— Start INPUT FOR THIS TASK —
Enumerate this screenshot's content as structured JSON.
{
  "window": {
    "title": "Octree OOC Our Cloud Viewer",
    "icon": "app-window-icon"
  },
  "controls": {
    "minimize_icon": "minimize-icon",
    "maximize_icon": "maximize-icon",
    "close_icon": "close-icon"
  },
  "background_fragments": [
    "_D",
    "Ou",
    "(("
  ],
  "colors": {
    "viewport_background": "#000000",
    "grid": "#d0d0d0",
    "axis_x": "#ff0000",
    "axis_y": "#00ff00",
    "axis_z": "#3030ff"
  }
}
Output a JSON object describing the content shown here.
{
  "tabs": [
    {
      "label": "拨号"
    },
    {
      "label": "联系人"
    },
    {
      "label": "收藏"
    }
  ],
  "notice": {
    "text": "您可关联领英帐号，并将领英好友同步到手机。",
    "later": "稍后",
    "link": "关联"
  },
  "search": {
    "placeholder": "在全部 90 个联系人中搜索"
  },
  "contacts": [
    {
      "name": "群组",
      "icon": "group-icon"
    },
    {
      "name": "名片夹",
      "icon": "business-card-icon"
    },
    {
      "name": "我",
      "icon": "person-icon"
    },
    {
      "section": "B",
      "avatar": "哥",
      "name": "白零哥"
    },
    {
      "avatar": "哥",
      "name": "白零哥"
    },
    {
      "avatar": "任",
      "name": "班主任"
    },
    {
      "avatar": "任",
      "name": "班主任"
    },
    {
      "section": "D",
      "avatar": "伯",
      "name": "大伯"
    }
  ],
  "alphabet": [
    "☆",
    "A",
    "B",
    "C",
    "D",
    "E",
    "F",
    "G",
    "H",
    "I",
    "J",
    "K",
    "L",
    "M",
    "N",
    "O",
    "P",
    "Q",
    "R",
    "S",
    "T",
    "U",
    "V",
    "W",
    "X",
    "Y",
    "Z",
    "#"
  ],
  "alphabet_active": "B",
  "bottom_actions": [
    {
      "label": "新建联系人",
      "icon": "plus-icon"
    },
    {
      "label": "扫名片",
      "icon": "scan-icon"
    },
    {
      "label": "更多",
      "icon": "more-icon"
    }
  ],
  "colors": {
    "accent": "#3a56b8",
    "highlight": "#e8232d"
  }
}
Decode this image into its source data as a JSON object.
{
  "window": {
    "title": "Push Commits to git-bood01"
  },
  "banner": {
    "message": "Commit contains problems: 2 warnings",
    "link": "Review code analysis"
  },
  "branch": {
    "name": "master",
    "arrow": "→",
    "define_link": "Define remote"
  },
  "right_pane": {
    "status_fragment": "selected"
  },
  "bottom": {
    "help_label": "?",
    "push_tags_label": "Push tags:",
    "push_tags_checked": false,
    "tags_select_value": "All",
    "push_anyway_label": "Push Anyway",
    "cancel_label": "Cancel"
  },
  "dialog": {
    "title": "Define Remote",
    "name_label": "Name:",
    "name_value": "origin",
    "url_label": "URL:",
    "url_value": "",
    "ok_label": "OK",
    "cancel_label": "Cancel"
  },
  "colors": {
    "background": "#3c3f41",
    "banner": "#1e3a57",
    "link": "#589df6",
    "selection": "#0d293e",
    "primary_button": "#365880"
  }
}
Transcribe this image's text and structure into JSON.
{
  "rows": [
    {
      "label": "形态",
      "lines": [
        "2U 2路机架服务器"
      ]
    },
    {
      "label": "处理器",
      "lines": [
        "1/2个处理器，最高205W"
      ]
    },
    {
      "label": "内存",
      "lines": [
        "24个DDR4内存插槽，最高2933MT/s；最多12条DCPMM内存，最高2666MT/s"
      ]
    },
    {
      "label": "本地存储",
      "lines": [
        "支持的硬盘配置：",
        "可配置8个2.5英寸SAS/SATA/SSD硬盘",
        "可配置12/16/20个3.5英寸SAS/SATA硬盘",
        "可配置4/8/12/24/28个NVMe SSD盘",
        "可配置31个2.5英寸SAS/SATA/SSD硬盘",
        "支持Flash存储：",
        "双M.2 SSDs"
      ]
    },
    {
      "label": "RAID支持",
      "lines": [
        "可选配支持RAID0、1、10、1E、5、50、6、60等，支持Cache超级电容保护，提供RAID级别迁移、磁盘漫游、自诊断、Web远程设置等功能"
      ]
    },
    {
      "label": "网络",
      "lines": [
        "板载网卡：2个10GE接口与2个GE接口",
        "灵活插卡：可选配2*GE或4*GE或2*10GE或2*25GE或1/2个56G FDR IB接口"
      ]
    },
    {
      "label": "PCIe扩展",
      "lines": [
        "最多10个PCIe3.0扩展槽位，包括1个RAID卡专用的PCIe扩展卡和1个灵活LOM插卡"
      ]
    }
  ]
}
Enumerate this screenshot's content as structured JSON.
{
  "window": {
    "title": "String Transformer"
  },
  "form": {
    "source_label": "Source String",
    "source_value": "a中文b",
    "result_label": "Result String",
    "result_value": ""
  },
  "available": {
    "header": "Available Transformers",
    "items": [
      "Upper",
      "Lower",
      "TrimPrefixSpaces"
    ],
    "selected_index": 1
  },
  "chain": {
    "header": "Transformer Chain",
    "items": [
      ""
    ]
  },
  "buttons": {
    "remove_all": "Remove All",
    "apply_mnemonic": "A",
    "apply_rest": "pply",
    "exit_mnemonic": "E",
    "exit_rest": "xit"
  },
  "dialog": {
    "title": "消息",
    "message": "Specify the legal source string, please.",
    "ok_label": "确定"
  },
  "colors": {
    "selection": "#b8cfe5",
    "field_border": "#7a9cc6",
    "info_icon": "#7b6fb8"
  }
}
— End INPUT FOR THIS TASK —
**SHORT TASK**:
All of the entries above must be quoted exactly.

**RESPONSE FOR THIS EXERCISE**:
Enumerate this screenshot's content as structured JSON.
{
  "window": {
    "title": "Octree OOC Our Cloud Viewer",
    "icon": "app-window-icon"
  },
  "controls": {
    "minimize_icon": "minimize-icon",
    "maximize_icon": "maximize-icon",
    "close_icon": "close-icon"
  },
  "background_fragments": [
    "_D",
    "Ou",
    "(("
  ],
  "colors": {
    "viewport_background": "#000000",
    "grid": "#d0d0d0",
    "axis_x": "#ff0000",
    "axis_y": "#00ff00",
    "axis_z": "#3030ff"
  }
}
Output a JSON object describing the content shown here.
{
  "tabs": [
    {
      "label": "拨号"
    },
    {
      "label": "联系人"
    },
    {
      "label": "收藏"
    }
  ],
  "notice": {
    "text": "您可关联领英帐号，并将领英好友同步到手机。",
    "later": "稍后",
    "link": "关联"
  },
  "search": {
    "placeholder": "在全部 90 个联系人中搜索"
  },
  "contacts": [
    {
      "name": "群组",
      "icon": "group-icon"
    },
    {
      "name": "名片夹",
      "icon": "business-card-icon"
    },
    {
      "name": "我",
      "icon": "person-icon"
    },
    {
      "section": "B",
      "avatar": "哥",
      "name": "白零哥"
    },
    {
      "avatar": "哥",
      "name": "白零哥"
    },
    {
      "avatar": "任",
      "name": "班主任"
    },
    {
      "avatar": "任",
      "name": "班主任"
    },
    {
      "section": "D",
      "avatar": "伯",
      "name": "大伯"
    }
  ],
  "alphabet": [
    "☆",
    "A",
    "B",
    "C",
    "D",
    "E",
    "F",
    "G",
    "H",
    "I",
    "J",
    "K",
    "L",
    "M",
    "N",
    "O",
    "P",
    "Q",
    "R",
    "S",
    "T",
    "U",
    "V",
    "W",
    "X",
    "Y",
    "Z",
    "#"
  ],
  "alphabet_active": "B",
  "bottom_actions": [
    {
      "label": "新建联系人",
      "icon": "plus-icon"
    },
    {
      "label": "扫名片",
      "icon": "scan-icon"
    },
    {
      "label": "更多",
      "icon": "more-icon"
    }
  ],
  "colors": {
    "accent": "#3a56b8",
    "highlight": "#e8232d"
  }
}
Decode this image into its source data as a JSON object.
{
  "window": {
    "title": "Push Commits to git-bood01"
  },
  "banner": {
    "message": "Commit contains problems: 2 warnings",
    "link": "Review code analysis"
  },
  "branch": {
    "name": "master",
    "arrow": "→",
    "define_link": "Define remote"
  },
  "right_pane": {
    "status_fragment": "selected"
  },
  "bottom": {
    "help_label": "?",
    "push_tags_label": "Push tags:",
    "push_tags_checked": false,
    "tags_select_value": "All",
    "push_anyway_label": "Push Anyway",
    "cancel_label": "Cancel"
  },
  "dialog": {
    "title": "Define Remote",
    "name_label": "Name:",
    "name_value": "origin",
    "url_label": "URL:",
    "url_value": "",
    "ok_label": "OK",
    "cancel_label": "Cancel"
  },
  "colors": {
    "background": "#3c3f41",
    "banner": "#1e3a57",
    "link": "#589df6",
    "selection": "#0d293e",
    "primary_button": "#365880"
  }
}
Transcribe this image's text and structure into JSON.
{
  "rows": [
    {
      "label": "形态",
      "lines": [
        "2U 2路机架服务器"
      ]
    },
    {
      "label": "处理器",
      "lines": [
        "1/2个处理器，最高205W"
      ]
    },
    {
      "label": "内存",
      "lines": [
        "24个DDR4内存插槽，最高2933MT/s；最多12条DCPMM内存，最高2666MT/s"
      ]
    },
    {
      "label": "本地存储",
      "lines": [
        "支持的硬盘配置：",
        "可配置8个2.5英寸SAS/SATA/SSD硬盘",
        "可配置12/16/20个3.5英寸SAS/SATA硬盘",
        "可配置4/8/12/24/28个NVMe SSD盘",
        "可配置31个2.5英寸SAS/SATA/SSD硬盘",
        "支持Flash存储：",
        "双M.2 SSDs"
      ]
    },
    {
      "label": "RAID支持",
      "lines": [
        "可选配支持RAID0、1、10、1E、5、50、6、60等，支持Cache超级电容保护，提供RAID级别迁移、磁盘漫游、自诊断、Web远程设置等功能"
      ]
    },
    {
      "label": "网络",
      "lines": [
        "板载网卡：2个10GE接口与2个GE接口",
        "灵活插卡：可选配2*GE或4*GE或2*10GE或2*25GE或1/2个56G FDR IB接口"
      ]
    },
    {
      "label": "PCIe扩展",
      "lines": [
        "最多10个PCIe3.0扩展槽位，包括1个RAID卡专用的PCIe扩展卡和1个灵活LOM插卡"
      ]
    }
  ]
}
Enumerate this screenshot's content as structured JSON.
{
  "window": {
    "title": "String Transformer"
  },
  "form": {
    "source_label": "Source String",
    "source_value": "a中文b",
    "result_label": "Result String",
    "result_value": ""
  },
  "available": {
    "header": "Available Transformers",
    "items": [
      "Upper",
      "Lower",
      "TrimPrefixSpaces"
    ],
    "selected_index": 1
  },
  "chain": {
    "header": "Transformer Chain",
    "items": [
      ""
    ]
  },
  "buttons": {
    "remove_all": "Remove All",
    "apply_mnemonic": "A",
    "apply_rest": "pply",
    "exit_mnemonic": "E",
    "exit_rest": "xit"
  },
  "dialog": {
    "title": "消息",
    "message": "Specify the legal source string, please.",
    "ok_label": "确定"
  },
  "colors": {
    "selection": "#b8cfe5",
    "field_border": "#7a9cc6",
    "info_icon": "#7b6fb8"
  }
}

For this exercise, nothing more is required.